:: EXERCISE DATA

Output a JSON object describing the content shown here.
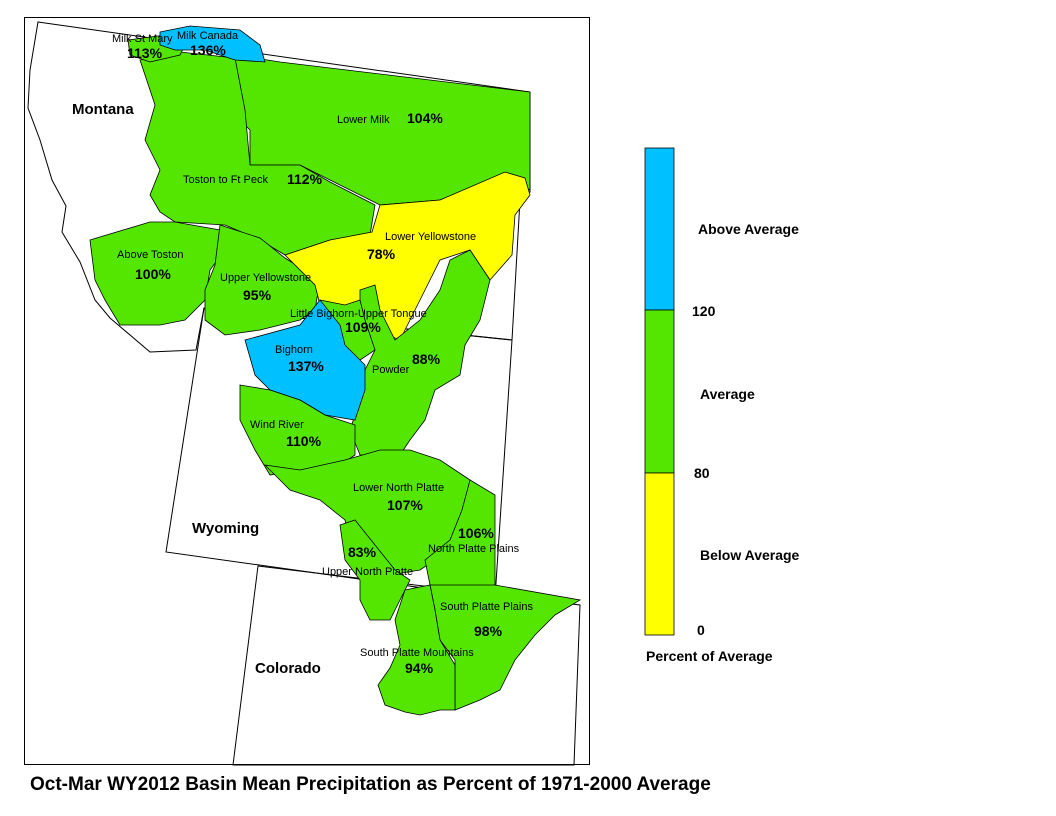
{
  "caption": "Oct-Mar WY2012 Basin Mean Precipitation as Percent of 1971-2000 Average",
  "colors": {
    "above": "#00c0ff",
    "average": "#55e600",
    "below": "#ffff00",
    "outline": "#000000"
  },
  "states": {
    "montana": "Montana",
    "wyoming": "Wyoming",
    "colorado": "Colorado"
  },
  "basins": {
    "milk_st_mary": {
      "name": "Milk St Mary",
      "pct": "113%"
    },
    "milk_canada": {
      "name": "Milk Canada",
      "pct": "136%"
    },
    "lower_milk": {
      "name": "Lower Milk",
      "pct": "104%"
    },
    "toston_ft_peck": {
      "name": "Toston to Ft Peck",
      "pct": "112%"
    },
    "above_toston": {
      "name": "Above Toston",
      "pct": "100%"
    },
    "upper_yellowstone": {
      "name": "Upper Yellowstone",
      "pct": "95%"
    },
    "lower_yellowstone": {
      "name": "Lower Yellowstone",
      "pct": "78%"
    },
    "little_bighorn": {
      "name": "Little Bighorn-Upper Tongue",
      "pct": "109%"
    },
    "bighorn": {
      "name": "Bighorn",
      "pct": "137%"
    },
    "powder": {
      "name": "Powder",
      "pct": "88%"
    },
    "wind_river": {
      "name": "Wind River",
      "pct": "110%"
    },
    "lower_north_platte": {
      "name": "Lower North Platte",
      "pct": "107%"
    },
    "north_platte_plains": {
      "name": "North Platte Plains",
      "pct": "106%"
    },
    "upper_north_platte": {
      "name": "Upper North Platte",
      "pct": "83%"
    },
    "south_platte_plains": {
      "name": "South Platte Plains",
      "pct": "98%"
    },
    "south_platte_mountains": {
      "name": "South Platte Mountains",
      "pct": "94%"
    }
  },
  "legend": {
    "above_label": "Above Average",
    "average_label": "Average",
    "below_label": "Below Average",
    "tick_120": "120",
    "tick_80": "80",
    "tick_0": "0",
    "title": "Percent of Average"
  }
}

::::

- **GIVEN EXERCISE**
Your task is an exact transcription of all the data, minus the pictures.

- **SOLVED EXERCISE**
Output a JSON object describing the content shown here.
{
  "caption": "Oct-Mar WY2012 Basin Mean Precipitation as Percent of 1971-2000 Average",
  "colors": {
    "above": "#00c0ff",
    "average": "#55e600",
    "below": "#ffff00",
    "outline": "#000000"
  },
  "states": {
    "montana": "Montana",
    "wyoming": "Wyoming",
    "colorado": "Colorado"
  },
  "basins": {
    "milk_st_mary": {
      "name": "Milk St Mary",
      "pct": "113%"
    },
    "milk_canada": {
      "name": "Milk Canada",
      "pct": "136%"
    },
    "lower_milk": {
      "name": "Lower Milk",
      "pct": "104%"
    },
    "toston_ft_peck": {
      "name": "Toston to Ft Peck",
      "pct": "112%"
    },
    "above_toston": {
      "name": "Above Toston",
      "pct": "100%"
    },
    "upper_yellowstone": {
      "name": "Upper Yellowstone",
      "pct": "95%"
    },
    "lower_yellowstone": {
      "name": "Lower Yellowstone",
      "pct": "78%"
    },
    "little_bighorn": {
      "name": "Little Bighorn-Upper Tongue",
      "pct": "109%"
    },
    "bighorn": {
      "name": "Bighorn",
      "pct": "137%"
    },
    "powder": {
      "name": "Powder",
      "pct": "88%"
    },
    "wind_river": {
      "name": "Wind River",
      "pct": "110%"
    },
    "lower_north_platte": {
      "name": "Lower North Platte",
      "pct": "107%"
    },
    "north_platte_plains": {
      "name": "North Platte Plains",
      "pct": "106%"
    },
    "upper_north_platte": {
      "name": "Upper North Platte",
      "pct": "83%"
    },
    "south_platte_plains": {
      "name": "South Platte Plains",
      "pct": "98%"
    },
    "south_platte_mountains": {
      "name": "South Platte Mountains",
      "pct": "94%"
    }
  },
  "legend": {
    "above_label": "Above Average",
    "average_label": "Average",
    "below_label": "Below Average",
    "tick_120": "120",
    "tick_80": "80",
    "tick_0": "0",
    "title": "Percent of Average"
  }
}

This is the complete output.